TO BE DONE: Tally the lines below that contain "home". The number is the whole answer.

Data entries:

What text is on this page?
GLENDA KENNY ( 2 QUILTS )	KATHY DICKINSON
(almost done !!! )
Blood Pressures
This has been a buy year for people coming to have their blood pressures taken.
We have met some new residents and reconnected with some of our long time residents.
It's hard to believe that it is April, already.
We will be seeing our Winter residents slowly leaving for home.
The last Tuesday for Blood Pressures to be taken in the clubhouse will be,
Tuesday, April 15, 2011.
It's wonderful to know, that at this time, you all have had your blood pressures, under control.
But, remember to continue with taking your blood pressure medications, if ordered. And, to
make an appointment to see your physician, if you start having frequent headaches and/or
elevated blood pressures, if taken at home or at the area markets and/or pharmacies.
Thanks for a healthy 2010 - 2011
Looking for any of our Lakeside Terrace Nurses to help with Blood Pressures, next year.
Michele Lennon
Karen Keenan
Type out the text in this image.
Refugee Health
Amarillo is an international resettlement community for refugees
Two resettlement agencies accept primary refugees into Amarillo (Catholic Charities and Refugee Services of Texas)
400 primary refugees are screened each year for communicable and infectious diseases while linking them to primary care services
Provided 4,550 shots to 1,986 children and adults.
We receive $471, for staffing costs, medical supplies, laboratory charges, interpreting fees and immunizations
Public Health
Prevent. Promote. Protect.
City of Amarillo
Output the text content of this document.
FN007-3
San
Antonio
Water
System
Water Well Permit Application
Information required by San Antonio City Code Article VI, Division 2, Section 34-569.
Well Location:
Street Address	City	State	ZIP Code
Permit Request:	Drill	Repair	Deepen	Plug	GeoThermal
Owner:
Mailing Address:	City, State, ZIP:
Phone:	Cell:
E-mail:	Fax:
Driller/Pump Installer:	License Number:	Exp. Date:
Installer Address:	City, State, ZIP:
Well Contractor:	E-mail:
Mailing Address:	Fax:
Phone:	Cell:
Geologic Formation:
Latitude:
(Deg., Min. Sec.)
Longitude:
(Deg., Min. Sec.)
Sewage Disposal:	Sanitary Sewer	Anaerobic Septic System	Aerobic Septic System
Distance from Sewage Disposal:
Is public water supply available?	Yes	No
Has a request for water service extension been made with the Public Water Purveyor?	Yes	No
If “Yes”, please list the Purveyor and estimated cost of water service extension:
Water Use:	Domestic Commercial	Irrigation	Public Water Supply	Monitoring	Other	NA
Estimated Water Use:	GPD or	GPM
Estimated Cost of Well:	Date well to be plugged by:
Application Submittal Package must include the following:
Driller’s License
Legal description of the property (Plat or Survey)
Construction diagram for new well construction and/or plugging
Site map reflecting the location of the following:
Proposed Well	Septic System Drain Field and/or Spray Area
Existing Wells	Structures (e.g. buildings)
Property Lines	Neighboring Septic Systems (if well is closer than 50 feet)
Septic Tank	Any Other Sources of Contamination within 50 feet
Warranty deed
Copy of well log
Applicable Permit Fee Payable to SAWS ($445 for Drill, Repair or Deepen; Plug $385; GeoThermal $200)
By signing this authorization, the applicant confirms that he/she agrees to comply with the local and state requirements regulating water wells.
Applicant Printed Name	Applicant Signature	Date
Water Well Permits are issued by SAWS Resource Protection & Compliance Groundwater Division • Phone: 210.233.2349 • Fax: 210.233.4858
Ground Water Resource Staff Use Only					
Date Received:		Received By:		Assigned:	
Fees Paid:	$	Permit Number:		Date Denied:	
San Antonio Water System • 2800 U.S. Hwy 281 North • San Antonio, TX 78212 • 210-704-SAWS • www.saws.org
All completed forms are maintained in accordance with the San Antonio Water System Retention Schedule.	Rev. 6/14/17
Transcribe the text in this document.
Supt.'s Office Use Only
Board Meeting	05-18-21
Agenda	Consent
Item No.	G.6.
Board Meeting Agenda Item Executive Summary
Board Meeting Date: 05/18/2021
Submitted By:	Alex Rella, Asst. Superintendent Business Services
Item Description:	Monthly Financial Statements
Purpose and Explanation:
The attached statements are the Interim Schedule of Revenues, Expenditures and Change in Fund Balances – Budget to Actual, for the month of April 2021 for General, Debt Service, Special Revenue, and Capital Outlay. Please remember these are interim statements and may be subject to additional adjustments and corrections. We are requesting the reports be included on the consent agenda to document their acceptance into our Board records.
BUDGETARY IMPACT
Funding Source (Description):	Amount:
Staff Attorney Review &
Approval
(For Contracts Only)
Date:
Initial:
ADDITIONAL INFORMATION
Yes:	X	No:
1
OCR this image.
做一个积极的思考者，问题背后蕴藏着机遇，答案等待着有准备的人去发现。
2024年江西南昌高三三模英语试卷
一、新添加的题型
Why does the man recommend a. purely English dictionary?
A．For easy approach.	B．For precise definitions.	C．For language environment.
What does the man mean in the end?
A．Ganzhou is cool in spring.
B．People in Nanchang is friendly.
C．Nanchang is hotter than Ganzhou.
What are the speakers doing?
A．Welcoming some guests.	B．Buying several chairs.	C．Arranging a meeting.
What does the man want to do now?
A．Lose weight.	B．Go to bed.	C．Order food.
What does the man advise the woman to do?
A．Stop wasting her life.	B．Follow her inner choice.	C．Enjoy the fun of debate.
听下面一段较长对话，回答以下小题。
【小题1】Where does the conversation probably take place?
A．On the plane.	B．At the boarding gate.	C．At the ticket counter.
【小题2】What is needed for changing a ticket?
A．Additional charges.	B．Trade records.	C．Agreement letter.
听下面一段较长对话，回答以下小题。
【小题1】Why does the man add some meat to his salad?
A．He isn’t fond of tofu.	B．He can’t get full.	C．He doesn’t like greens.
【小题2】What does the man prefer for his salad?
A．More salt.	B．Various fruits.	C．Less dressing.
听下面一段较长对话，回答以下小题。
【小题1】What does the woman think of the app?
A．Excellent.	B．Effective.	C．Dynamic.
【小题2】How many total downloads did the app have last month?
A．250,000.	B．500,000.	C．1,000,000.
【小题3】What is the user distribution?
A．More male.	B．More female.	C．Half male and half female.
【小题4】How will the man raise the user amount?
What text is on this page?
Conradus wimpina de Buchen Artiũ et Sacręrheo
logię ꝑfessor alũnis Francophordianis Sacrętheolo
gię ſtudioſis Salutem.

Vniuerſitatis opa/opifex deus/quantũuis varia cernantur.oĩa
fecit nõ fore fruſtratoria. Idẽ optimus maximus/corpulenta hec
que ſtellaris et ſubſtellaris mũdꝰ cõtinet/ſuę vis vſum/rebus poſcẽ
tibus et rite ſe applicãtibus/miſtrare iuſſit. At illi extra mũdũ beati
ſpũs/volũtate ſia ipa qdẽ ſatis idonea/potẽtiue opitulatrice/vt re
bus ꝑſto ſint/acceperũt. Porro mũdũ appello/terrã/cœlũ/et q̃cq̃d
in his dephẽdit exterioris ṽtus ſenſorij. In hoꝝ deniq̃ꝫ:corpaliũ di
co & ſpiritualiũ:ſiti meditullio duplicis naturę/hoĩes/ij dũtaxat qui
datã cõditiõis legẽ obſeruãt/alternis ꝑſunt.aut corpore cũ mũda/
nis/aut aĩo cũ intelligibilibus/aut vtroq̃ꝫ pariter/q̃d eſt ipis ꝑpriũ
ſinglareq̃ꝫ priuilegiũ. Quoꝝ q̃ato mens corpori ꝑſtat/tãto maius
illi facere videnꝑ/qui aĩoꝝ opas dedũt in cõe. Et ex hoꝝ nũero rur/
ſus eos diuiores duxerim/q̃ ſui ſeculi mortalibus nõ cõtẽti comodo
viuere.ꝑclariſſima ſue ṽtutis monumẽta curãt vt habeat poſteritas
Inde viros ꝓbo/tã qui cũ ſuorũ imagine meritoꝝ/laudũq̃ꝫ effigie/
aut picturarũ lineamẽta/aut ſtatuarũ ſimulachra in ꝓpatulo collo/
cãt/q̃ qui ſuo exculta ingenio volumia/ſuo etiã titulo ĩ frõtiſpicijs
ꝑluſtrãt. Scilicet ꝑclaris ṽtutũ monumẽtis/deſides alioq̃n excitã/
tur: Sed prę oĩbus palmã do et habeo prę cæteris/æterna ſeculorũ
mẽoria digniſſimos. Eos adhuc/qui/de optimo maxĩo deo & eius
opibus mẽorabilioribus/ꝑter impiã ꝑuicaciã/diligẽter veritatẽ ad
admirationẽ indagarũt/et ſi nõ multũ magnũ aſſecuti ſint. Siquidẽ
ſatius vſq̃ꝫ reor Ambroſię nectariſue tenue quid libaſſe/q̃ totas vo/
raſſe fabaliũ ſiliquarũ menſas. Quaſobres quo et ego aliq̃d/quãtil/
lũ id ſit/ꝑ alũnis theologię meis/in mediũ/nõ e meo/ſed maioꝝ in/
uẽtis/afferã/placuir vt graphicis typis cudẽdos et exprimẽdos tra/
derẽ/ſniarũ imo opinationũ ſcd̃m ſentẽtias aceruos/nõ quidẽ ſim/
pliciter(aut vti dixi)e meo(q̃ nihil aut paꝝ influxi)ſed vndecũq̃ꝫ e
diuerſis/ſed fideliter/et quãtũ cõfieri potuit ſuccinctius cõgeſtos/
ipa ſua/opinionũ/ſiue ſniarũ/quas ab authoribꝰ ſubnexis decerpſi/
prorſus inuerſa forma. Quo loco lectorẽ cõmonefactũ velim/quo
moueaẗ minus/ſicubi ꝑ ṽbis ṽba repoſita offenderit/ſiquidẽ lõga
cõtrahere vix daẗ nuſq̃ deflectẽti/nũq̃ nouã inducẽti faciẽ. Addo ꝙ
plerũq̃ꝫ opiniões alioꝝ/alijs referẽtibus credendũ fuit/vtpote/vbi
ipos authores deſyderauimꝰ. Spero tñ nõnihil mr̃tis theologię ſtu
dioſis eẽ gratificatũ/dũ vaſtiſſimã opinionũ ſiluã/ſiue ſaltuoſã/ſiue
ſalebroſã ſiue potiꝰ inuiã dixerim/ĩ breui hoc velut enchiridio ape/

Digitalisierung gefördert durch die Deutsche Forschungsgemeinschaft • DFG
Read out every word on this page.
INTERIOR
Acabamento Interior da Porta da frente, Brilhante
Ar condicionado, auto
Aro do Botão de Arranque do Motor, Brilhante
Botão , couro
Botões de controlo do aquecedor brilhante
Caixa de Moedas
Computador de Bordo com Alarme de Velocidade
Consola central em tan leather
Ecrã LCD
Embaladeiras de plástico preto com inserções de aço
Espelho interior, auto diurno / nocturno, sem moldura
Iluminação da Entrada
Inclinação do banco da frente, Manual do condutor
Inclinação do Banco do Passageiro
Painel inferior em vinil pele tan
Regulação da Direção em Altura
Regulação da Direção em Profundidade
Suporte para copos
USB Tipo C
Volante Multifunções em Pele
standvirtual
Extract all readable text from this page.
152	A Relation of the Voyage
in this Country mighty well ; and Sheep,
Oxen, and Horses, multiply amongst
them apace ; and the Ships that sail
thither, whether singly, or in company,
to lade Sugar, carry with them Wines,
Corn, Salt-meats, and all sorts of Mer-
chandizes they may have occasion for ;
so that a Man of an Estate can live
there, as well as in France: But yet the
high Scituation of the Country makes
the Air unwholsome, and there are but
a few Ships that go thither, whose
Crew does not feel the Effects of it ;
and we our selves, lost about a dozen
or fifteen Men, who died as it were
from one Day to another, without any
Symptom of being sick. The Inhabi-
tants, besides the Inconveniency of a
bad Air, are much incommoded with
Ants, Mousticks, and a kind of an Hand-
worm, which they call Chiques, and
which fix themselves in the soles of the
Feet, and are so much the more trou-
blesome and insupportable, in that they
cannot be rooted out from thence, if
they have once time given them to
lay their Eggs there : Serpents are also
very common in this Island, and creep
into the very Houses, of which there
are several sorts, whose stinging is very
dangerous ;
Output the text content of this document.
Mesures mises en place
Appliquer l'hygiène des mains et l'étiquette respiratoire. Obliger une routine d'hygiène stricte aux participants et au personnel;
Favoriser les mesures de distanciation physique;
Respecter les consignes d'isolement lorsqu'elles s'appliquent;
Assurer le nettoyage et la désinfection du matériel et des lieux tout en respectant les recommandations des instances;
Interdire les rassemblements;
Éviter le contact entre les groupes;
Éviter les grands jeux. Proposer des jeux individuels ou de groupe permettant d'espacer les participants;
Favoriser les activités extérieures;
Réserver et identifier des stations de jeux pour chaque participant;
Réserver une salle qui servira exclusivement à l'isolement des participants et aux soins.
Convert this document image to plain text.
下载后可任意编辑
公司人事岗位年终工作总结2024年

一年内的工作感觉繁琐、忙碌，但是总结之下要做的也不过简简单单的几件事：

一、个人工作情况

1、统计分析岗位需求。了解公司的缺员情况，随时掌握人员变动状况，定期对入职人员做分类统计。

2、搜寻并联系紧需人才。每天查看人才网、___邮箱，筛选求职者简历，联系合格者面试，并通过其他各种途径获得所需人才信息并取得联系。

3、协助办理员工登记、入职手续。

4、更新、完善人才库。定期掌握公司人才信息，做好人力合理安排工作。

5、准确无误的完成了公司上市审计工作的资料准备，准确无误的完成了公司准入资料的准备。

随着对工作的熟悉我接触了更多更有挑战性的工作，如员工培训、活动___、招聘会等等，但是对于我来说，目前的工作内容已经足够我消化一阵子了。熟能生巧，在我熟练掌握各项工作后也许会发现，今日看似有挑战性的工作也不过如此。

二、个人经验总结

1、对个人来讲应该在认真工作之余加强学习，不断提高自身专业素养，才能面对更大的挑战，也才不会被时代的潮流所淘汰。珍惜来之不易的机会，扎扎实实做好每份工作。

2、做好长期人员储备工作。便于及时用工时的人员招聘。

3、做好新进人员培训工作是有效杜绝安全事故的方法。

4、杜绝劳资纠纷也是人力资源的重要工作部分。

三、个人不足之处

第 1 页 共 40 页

SOLUTION TO THE EXERCISE: 2